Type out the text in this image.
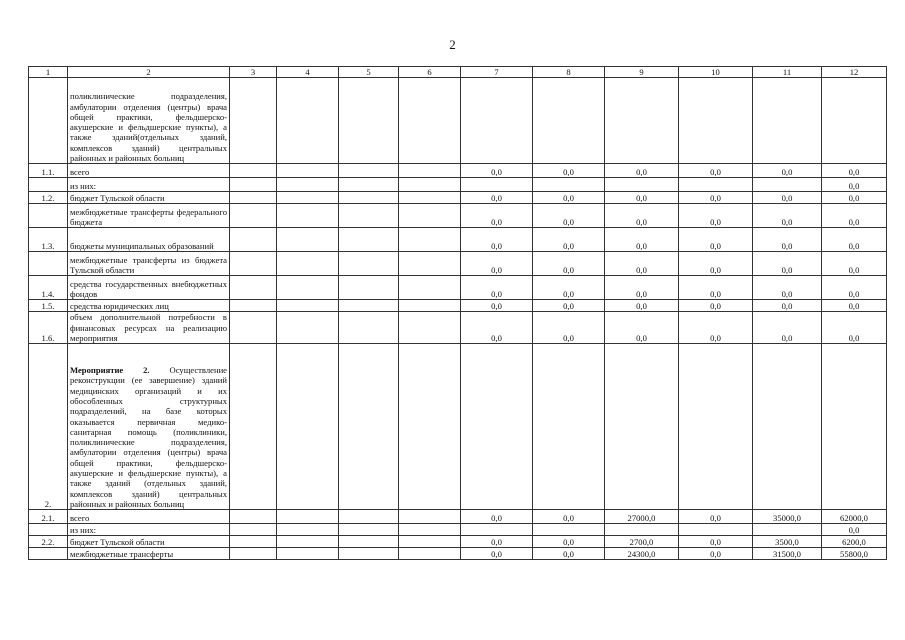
2
1	2	3	4	5	6	7	8	9	10	11	12
	поликлинические подразделения, амбулатории отделения (центры) врача общей практики, фельдшерско-акушерские и фельдшерские пункты), а также зданий(отдельных зданий, комплексов зданий) центральных районных и районных больниц										
1.1.	всего					0,0	0,0	0,0	0,0	0,0	0,0
	из них:										0,0
1.2.	бюджет Тульской области					0,0	0,0	0,0	0,0	0,0	0,0
	межбюджетные трансферты федерального бюджета					0,0	0,0	0,0	0,0	0,0	0,0
1.3.	бюджеты муниципальных образований					0,0	0,0	0,0	0,0	0,0	0,0
	межбюджетные трансферты из бюджета Тульской области					0,0	0,0	0,0	0,0	0,0	0,0
1.4.	средства государственных внебюджетных фондов					0,0	0,0	0,0	0,0	0,0	0,0
1.5.	средства юридических лиц					0,0	0,0	0,0	0,0	0,0	0,0
1.6.	объем дополнительной потребности в финансовых ресурсах на реализацию мероприятия					0,0	0,0	0,0	0,0	0,0	0,0
2.	Мероприятие 2. Осуществление реконструкции (ее завершение) зданий медицинских организаций и их обособленных структурных подразделений, на базе которых оказывается первичная медико-санитарная помощь (поликлиники, поликлинические подразделения, амбулатории отделения (центры) врача общей практики, фельдшерско-акушерские и фельдшерские пункты), а также зданий (отдельных зданий, комплексов зданий) центральных районных и районных больниц										
2.1.	всего					0,0	0,0	27000,0	0,0	35000,0	62000,0
	из них:										0,0
2.2.	бюджет Тульской области					0,0	0,0	2700,0	0,0	3500,0	6200,0
	межбюджетные трансферты					0,0	0,0	24300,0	0,0	31500,0	55800,0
○ ○ ○ ○ ○ ○ ○
— WHAT YOU WILL DO —
All the lines above are to be reproduced exactly, except the pictures.

— ANSWER —
Type out the text in this image.
2
1	2	3	4	5	6	7	8	9	10	11	12
	поликлинические подразделения, амбулатории отделения (центры) врача общей практики, фельдшерско-акушерские и фельдшерские пункты), а также зданий(отдельных зданий, комплексов зданий) центральных районных и районных больниц										
1.1.	всего					0,0	0,0	0,0	0,0	0,0	0,0
	из них:										0,0
1.2.	бюджет Тульской области					0,0	0,0	0,0	0,0	0,0	0,0
	межбюджетные трансферты федерального бюджета					0,0	0,0	0,0	0,0	0,0	0,0
1.3.	бюджеты муниципальных образований					0,0	0,0	0,0	0,0	0,0	0,0
	межбюджетные трансферты из бюджета Тульской области					0,0	0,0	0,0	0,0	0,0	0,0
1.4.	средства государственных внебюджетных фондов					0,0	0,0	0,0	0,0	0,0	0,0
1.5.	средства юридических лиц					0,0	0,0	0,0	0,0	0,0	0,0
1.6.	объем дополнительной потребности в финансовых ресурсах на реализацию мероприятия					0,0	0,0	0,0	0,0	0,0	0,0
2.	Мероприятие 2. Осуществление реконструкции (ее завершение) зданий медицинских организаций и их обособленных структурных подразделений, на базе которых оказывается первичная медико-санитарная помощь (поликлиники, поликлинические подразделения, амбулатории отделения (центры) врача общей практики, фельдшерско-акушерские и фельдшерские пункты), а также зданий (отдельных зданий, комплексов зданий) центральных районных и районных больниц										
2.1.	всего					0,0	0,0	27000,0	0,0	35000,0	62000,0
	из них:										0,0
2.2.	бюджет Тульской области					0,0	0,0	2700,0	0,0	3500,0	6200,0
	межбюджетные трансферты					0,0	0,0	24300,0	0,0	31500,0	55800,0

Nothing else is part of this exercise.